┌─ Data supplied
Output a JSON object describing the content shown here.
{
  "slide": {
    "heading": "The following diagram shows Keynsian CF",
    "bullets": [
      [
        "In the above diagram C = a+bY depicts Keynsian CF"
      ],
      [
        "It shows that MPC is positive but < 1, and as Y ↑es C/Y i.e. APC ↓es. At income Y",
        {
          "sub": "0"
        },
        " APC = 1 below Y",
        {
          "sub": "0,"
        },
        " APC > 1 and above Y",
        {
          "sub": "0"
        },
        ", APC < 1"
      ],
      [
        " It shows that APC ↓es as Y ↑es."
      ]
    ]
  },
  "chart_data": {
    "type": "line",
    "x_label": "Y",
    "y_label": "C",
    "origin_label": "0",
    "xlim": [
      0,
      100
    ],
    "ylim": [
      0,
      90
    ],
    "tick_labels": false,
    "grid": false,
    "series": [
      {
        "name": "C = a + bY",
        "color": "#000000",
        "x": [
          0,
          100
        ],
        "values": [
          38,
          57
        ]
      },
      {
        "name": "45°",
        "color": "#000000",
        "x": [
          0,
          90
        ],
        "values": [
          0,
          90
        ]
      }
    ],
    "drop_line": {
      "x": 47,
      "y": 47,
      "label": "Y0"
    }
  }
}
└─
Report how many lines above hold the string "that", giving nothing but the number.

2